Reproduce word for word the passage of the tesseract bounding-box post below from "- Why is the" to "on the image?".

- _TEXT SECTION_:
★ ★ ★ ★ ★
I'm using the tesseract R package to recognize text within an image file. However, when plotting the bounding box for a word, the coordinates don't seem to be right.
- Why is the bounding box for the word "This" not aligned with the text "This" in the image?
- Is there an easier way to plot all bounding box rectangles on the image?
library(tesseract)
library(magick)
library(tidyverse)
text <- tesseract::ocr_data("http://jeroen.github.io/images/testocr.png")
image <- image_read("http://jeroen.github.io/images/testocr.png")
text <- text %>%
separate(bbox, c("x1", "y1", "x2", "y2"), ",") %>%
mutate(
x1 = as.numeric(x1),
y1 = as.numeric(y1),
x2 = as.numeric(x2),
y2 = as.numeric(y2)
)
plot(image)
rect(
xleft = text$x1[1],
ybottom = text$y1[1],
xright = text$x2[1],
ytop = text$y2[1])
★ ★ ★ ★ ★
- _DATASET EXCERPT_:

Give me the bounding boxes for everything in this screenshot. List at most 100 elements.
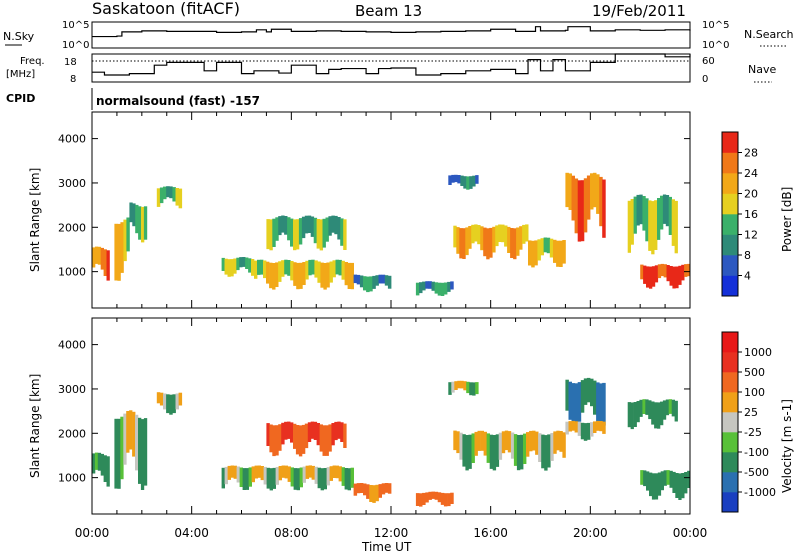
★ ★ ★ ★ ★
- _EXERCISE RESULT_:
- Why is the bounding box for the word "This" not aligned with the text "This" in the image?
- Is there an easier way to plot all bounding box rectangles on the image?